PODANY TEKST:
Jerzy Brzęczek zapytany o przyszłość w Wiśle Kraków. "Jest pierwsza wola naszej współpracy"

Jerzy Brzęczek zapytany o przyszłość w Wiśle Kraków. "Jest pierwsza wola naszej współpracy"
Krzysztof Porebski/Pressfocus
Wisła Kraków jutro pożegna się z Ekstraklasą. Jerzy Brzęczek wziął udział w konferencji prasowej przed meczem z Wartą Poznań.
Tydzień temu "Biała Gwiazda" straciła matematyczne szanse na utrzymanie w najwyższej klasie rozgrywkowej. Dramatyczny los krakowskiego zespołu został przypieczętowany po przegranej 2:4 z Radomiakiem Radom.
Dalsza część tekstu pod wideo
Kibice Wisły nerwowo zareagowali na spadek swojej drużyny. Po wyjazdowej porażce z Radomiakiem na podopiecznych Jerzego Brzęczka czekał "komitet powitalny". Piłkarze zostali choćby nazwani "pajacykami".

DOSTARCZONY MATERIAŁ:
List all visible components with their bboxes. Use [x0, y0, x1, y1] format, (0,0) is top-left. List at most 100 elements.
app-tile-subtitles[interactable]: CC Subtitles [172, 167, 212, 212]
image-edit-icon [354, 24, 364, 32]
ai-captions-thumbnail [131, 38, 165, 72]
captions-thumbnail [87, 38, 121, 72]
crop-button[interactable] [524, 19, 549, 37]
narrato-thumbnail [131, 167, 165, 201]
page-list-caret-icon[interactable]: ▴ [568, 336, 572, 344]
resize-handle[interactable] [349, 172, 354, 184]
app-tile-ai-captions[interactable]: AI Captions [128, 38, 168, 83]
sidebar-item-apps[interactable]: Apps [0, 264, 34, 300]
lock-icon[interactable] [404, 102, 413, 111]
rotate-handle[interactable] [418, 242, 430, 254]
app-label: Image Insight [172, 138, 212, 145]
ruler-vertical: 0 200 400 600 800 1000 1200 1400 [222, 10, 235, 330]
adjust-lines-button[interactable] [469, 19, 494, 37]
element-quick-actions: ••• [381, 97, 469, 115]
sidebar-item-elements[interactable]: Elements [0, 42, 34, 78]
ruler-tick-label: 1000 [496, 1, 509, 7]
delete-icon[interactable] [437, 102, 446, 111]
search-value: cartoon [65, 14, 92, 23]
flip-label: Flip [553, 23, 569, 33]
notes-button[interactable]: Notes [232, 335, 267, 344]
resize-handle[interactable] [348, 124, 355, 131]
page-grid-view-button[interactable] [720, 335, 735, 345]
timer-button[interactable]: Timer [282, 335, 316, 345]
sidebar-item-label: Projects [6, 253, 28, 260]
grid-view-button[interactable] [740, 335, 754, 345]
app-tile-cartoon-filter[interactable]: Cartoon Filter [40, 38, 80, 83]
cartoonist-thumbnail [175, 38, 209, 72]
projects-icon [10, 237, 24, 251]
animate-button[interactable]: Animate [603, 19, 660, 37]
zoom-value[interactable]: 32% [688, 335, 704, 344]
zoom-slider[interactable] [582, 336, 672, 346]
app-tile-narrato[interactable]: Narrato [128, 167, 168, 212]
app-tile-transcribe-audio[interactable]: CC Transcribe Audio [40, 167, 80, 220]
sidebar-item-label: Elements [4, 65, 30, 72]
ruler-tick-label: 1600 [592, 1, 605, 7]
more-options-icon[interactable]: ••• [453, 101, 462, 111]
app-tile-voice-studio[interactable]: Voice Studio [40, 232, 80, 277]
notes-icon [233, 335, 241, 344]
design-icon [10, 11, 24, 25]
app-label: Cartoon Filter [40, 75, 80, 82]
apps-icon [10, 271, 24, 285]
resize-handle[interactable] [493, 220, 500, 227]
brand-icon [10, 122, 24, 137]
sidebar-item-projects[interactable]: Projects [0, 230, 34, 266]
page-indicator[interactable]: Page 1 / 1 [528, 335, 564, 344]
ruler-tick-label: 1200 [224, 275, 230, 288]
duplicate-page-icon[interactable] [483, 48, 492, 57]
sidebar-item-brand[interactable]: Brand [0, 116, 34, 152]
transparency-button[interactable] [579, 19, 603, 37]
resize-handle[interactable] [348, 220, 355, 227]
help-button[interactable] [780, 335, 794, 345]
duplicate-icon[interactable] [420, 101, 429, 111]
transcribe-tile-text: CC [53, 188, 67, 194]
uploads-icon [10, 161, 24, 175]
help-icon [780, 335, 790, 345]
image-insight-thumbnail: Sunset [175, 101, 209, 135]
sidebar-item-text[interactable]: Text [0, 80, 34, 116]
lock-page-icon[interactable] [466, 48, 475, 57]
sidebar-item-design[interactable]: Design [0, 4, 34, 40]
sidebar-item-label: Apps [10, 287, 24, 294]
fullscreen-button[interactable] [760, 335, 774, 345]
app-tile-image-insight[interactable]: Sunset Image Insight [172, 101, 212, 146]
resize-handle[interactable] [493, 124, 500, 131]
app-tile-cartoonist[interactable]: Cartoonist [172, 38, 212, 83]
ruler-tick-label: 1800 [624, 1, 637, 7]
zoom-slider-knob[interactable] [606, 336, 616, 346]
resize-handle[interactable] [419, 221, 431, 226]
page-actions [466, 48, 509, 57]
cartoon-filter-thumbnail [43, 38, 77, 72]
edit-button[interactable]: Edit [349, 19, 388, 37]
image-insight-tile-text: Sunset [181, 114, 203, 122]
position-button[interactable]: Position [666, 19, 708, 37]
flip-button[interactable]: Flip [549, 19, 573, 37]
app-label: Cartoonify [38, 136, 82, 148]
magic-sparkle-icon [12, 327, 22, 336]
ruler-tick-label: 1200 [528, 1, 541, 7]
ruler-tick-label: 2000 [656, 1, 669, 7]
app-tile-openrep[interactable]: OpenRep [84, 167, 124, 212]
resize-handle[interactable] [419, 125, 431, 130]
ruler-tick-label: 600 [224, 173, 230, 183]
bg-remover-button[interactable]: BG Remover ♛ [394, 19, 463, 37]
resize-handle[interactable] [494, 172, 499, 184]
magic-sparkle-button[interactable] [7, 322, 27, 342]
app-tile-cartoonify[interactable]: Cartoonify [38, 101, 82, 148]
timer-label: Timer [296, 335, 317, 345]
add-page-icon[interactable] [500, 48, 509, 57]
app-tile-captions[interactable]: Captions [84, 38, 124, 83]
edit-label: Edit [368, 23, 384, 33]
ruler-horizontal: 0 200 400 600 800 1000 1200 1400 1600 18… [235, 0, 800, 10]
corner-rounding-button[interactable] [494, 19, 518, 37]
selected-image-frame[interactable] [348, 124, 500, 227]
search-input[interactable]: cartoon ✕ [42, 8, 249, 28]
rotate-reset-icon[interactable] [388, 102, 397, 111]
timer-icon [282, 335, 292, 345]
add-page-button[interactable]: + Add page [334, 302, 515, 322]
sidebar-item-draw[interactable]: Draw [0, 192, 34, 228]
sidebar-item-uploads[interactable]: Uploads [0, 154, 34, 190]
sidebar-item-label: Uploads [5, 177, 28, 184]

POLECENIE 1: Przepisz dokładnie wpisy od ich początku aż po wiersz zawierający "element-quick-actions: ••• [381, 97, 469, 115]", łącznie z tym wierszem.
POLECENIE 2: Napisz dalszy ciąg artykułu o Wiśle Kraków, zaczynając od miejsca, w którym się kończy.
Wpisy nie mają żadnego związku z artykułem o Wiśle Kraków.

ODPOWIEDŹ 1:
List all visible components with their bboxes. Use [x0, y0, x1, y1] format, (0,0) is top-left. List at most 100 elements.
app-tile-subtitles[interactable]: CC Subtitles [172, 167, 212, 212]
image-edit-icon [354, 24, 364, 32]
ai-captions-thumbnail [131, 38, 165, 72]
captions-thumbnail [87, 38, 121, 72]
crop-button[interactable] [524, 19, 549, 37]
narrato-thumbnail [131, 167, 165, 201]
page-list-caret-icon[interactable]: ▴ [568, 336, 572, 344]
resize-handle[interactable] [349, 172, 354, 184]
app-tile-ai-captions[interactable]: AI Captions [128, 38, 168, 83]
sidebar-item-apps[interactable]: Apps [0, 264, 34, 300]
lock-icon[interactable] [404, 102, 413, 111]
rotate-handle[interactable] [418, 242, 430, 254]
app-label: Image Insight [172, 138, 212, 145]
ruler-vertical: 0 200 400 600 800 1000 1200 1400 [222, 10, 235, 330]
adjust-lines-button[interactable] [469, 19, 494, 37]
element-quick-actions: ••• [381, 97, 469, 115]

ODPOWIEDŹ 2:
- Patrząc z perspektywy naszego spadku, rozczarowania wszystkich i katastrofy, która niestety się spełniła, myślę, że zachowanie kibiców i wiara przez te wszystkie tygodnie, wszystkie mecze, doping, jaki cały czas towarzyszył nam na stadionie, zasługuje na podziękowanie, co chciałbym z tego miejsca uczynić. Rozumiem to, co wydarzyło się po naszym powrocie z meczu w Radomiu i myślę, że wszyscy jesteśmy świadomi tego, że frustracja kibiców jest jak najbardziej zrozumiała - podkreślił Jerzy Brzęczek na konferencji prasowej.
Były selekcjoner został zatrudniony przez Wisłę po to, aby utrzymać ją w Ekstraklasie. W trzynastu spotkaniach zdołał on jednak poprowadzić "Białą Gwiazdę" do zaledwie jednego zwycięstwa. Kontrakt Brzęczka z Wisłą obowiązuje do końca tego sezonu.
- Jestem do dyspozycji zarządu i właścicieli. Decyzję, czy będę trenerem Wisły Kraków muszą podjąć władze klubu, ja ze swoim sztabem jestem do dyspozycji - przyznał Brzęczek.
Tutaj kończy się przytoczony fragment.